The exercise: Extract all lines that hold the string "this".

Given data:

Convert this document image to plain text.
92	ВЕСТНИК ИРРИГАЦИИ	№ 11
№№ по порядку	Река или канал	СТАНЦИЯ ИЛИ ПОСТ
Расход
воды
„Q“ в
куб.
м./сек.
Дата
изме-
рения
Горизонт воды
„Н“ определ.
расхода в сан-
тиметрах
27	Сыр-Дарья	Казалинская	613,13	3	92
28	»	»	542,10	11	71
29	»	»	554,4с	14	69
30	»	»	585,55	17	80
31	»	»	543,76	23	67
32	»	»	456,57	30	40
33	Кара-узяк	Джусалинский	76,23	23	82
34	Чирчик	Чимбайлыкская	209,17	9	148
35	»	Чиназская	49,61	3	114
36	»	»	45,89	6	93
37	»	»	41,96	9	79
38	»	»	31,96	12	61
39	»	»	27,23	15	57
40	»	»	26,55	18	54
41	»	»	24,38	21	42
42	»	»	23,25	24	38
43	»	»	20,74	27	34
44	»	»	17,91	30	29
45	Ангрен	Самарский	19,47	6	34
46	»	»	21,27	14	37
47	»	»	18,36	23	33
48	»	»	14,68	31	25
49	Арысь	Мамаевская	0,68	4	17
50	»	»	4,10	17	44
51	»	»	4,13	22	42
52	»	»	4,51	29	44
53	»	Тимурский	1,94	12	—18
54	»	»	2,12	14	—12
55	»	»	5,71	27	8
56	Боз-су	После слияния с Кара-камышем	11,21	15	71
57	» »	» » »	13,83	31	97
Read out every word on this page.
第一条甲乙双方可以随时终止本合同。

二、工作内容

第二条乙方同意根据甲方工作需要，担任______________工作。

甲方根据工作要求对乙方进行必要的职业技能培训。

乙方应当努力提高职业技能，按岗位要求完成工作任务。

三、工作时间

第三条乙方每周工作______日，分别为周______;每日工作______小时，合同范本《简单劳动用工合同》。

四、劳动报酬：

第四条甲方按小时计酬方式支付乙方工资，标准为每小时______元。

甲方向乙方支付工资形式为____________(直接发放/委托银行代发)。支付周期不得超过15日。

Worked answer:
Convert this document image to plain text.
Read out every word on this page.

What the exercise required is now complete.